━━━ MATERIAL PROVIDED ━━━
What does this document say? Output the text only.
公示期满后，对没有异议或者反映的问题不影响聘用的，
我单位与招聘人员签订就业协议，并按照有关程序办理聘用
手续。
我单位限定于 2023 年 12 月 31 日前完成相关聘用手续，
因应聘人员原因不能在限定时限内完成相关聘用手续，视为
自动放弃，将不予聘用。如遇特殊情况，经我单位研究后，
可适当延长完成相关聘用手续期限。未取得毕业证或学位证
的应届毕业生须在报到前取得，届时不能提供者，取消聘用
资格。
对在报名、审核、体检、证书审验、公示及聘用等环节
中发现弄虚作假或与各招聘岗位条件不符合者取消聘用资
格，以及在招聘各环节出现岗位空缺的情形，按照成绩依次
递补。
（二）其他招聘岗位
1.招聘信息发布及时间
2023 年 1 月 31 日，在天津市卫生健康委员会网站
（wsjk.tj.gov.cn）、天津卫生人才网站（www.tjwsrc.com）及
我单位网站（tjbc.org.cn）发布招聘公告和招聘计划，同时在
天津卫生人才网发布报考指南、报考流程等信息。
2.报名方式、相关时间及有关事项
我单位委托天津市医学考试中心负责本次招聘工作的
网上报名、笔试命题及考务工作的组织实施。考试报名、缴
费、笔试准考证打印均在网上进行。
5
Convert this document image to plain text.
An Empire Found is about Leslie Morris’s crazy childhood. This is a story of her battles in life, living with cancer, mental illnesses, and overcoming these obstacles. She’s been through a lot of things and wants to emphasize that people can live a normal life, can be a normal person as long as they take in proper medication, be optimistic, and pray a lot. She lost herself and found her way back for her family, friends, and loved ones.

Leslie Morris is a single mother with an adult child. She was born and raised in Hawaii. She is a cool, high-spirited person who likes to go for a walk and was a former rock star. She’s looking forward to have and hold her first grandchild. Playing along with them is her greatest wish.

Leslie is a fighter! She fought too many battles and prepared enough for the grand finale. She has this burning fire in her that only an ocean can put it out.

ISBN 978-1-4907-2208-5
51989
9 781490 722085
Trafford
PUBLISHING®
━━━
WHAT YOU HAVE TO DO
Write out every entry exactly as given.

EXPECTED ANSWER
What does this document say? Output the text only.
公示期满后，对没有异议或者反映的问题不影响聘用的，
我单位与招聘人员签订就业协议，并按照有关程序办理聘用
手续。
我单位限定于 2023 年 12 月 31 日前完成相关聘用手续，
因应聘人员原因不能在限定时限内完成相关聘用手续，视为
自动放弃，将不予聘用。如遇特殊情况，经我单位研究后，
可适当延长完成相关聘用手续期限。未取得毕业证或学位证
的应届毕业生须在报到前取得，届时不能提供者，取消聘用
资格。
对在报名、审核、体检、证书审验、公示及聘用等环节
中发现弄虚作假或与各招聘岗位条件不符合者取消聘用资
格，以及在招聘各环节出现岗位空缺的情形，按照成绩依次
递补。
（二）其他招聘岗位
1.招聘信息发布及时间
2023 年 1 月 31 日，在天津市卫生健康委员会网站
（wsjk.tj.gov.cn）、天津卫生人才网站（www.tjwsrc.com）及
我单位网站（tjbc.org.cn）发布招聘公告和招聘计划，同时在
天津卫生人才网发布报考指南、报考流程等信息。
2.报名方式、相关时间及有关事项
我单位委托天津市医学考试中心负责本次招聘工作的
网上报名、笔试命题及考务工作的组织实施。考试报名、缴
费、笔试准考证打印均在网上进行。
5
Convert this document image to plain text.
An Empire Found is about Leslie Morris’s crazy childhood. This is a story of her battles in life, living with cancer, mental illnesses, and overcoming these obstacles. She’s been through a lot of things and wants to emphasize that people can live a normal life, can be a normal person as long as they take in proper medication, be optimistic, and pray a lot. She lost herself and found her way back for her family, friends, and loved ones.

Leslie Morris is a single mother with an adult child. She was born and raised in Hawaii. She is a cool, high-spirited person who likes to go for a walk and was a former rock star. She’s looking forward to have and hold her first grandchild. Playing along with them is her greatest wish.

Leslie is a fighter! She fought too many battles and prepared enough for the grand finale. She has this burning fire in her that only an ocean can put it out.

ISBN 978-1-4907-2208-5
51989
9 781490 722085
Trafford
PUBLISHING®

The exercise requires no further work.